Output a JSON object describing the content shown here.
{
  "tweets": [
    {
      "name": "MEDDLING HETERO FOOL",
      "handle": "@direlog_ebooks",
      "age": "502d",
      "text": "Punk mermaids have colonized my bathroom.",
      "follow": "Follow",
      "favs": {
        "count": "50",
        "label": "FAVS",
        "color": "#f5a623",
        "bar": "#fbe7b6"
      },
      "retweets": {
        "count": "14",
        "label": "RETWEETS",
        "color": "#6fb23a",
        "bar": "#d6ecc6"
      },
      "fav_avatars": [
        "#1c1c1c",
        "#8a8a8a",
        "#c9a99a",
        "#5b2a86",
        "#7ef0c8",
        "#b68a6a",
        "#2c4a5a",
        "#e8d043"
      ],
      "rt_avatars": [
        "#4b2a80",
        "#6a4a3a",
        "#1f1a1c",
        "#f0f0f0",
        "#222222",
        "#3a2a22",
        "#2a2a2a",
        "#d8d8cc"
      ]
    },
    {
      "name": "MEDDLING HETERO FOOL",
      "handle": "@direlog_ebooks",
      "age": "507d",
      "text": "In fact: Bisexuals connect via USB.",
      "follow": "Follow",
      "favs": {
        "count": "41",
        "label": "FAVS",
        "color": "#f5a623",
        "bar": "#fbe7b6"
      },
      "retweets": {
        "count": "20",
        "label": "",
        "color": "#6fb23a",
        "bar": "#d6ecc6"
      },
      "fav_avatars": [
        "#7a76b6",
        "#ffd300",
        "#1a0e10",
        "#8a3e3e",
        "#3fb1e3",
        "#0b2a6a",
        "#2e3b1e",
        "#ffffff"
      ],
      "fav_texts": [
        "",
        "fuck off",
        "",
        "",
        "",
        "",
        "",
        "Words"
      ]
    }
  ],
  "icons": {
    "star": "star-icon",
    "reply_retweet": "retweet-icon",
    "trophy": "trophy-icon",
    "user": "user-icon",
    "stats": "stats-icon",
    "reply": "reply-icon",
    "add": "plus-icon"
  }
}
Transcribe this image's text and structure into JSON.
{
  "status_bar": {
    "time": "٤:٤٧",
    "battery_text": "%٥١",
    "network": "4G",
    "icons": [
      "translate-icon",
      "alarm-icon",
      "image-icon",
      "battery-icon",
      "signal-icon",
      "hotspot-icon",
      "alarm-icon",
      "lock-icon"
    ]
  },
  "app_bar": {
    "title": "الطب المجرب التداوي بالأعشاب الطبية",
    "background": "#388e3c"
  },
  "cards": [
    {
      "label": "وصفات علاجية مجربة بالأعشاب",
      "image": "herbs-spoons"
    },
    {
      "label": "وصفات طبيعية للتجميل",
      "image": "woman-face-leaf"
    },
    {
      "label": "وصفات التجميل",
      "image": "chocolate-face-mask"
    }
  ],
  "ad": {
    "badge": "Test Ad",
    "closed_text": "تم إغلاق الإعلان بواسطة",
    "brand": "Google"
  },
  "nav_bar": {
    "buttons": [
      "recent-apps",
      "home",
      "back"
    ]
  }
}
+++
Set exercise: Print out every entry, keeping each one exact.

Final answer:
Output a JSON object describing the content shown here.
{
  "tweets": [
    {
      "name": "MEDDLING HETERO FOOL",
      "handle": "@direlog_ebooks",
      "age": "502d",
      "text": "Punk mermaids have colonized my bathroom.",
      "follow": "Follow",
      "favs": {
        "count": "50",
        "label": "FAVS",
        "color": "#f5a623",
        "bar": "#fbe7b6"
      },
      "retweets": {
        "count": "14",
        "label": "RETWEETS",
        "color": "#6fb23a",
        "bar": "#d6ecc6"
      },
      "fav_avatars": [
        "#1c1c1c",
        "#8a8a8a",
        "#c9a99a",
        "#5b2a86",
        "#7ef0c8",
        "#b68a6a",
        "#2c4a5a",
        "#e8d043"
      ],
      "rt_avatars": [
        "#4b2a80",
        "#6a4a3a",
        "#1f1a1c",
        "#f0f0f0",
        "#222222",
        "#3a2a22",
        "#2a2a2a",
        "#d8d8cc"
      ]
    },
    {
      "name": "MEDDLING HETERO FOOL",
      "handle": "@direlog_ebooks",
      "age": "507d",
      "text": "In fact: Bisexuals connect via USB.",
      "follow": "Follow",
      "favs": {
        "count": "41",
        "label": "FAVS",
        "color": "#f5a623",
        "bar": "#fbe7b6"
      },
      "retweets": {
        "count": "20",
        "label": "",
        "color": "#6fb23a",
        "bar": "#d6ecc6"
      },
      "fav_avatars": [
        "#7a76b6",
        "#ffd300",
        "#1a0e10",
        "#8a3e3e",
        "#3fb1e3",
        "#0b2a6a",
        "#2e3b1e",
        "#ffffff"
      ],
      "fav_texts": [
        "",
        "fuck off",
        "",
        "",
        "",
        "",
        "",
        "Words"
      ]
    }
  ],
  "icons": {
    "star": "star-icon",
    "reply_retweet": "retweet-icon",
    "trophy": "trophy-icon",
    "user": "user-icon",
    "stats": "stats-icon",
    "reply": "reply-icon",
    "add": "plus-icon"
  }
}
Transcribe this image's text and structure into JSON.
{
  "status_bar": {
    "time": "٤:٤٧",
    "battery_text": "%٥١",
    "network": "4G",
    "icons": [
      "translate-icon",
      "alarm-icon",
      "image-icon",
      "battery-icon",
      "signal-icon",
      "hotspot-icon",
      "alarm-icon",
      "lock-icon"
    ]
  },
  "app_bar": {
    "title": "الطب المجرب التداوي بالأعشاب الطبية",
    "background": "#388e3c"
  },
  "cards": [
    {
      "label": "وصفات علاجية مجربة بالأعشاب",
      "image": "herbs-spoons"
    },
    {
      "label": "وصفات طبيعية للتجميل",
      "image": "woman-face-leaf"
    },
    {
      "label": "وصفات التجميل",
      "image": "chocolate-face-mask"
    }
  ],
  "ad": {
    "badge": "Test Ad",
    "closed_text": "تم إغلاق الإعلان بواسطة",
    "brand": "Google"
  },
  "nav_bar": {
    "buttons": [
      "recent-apps",
      "home",
      "back"
    ]
  }
}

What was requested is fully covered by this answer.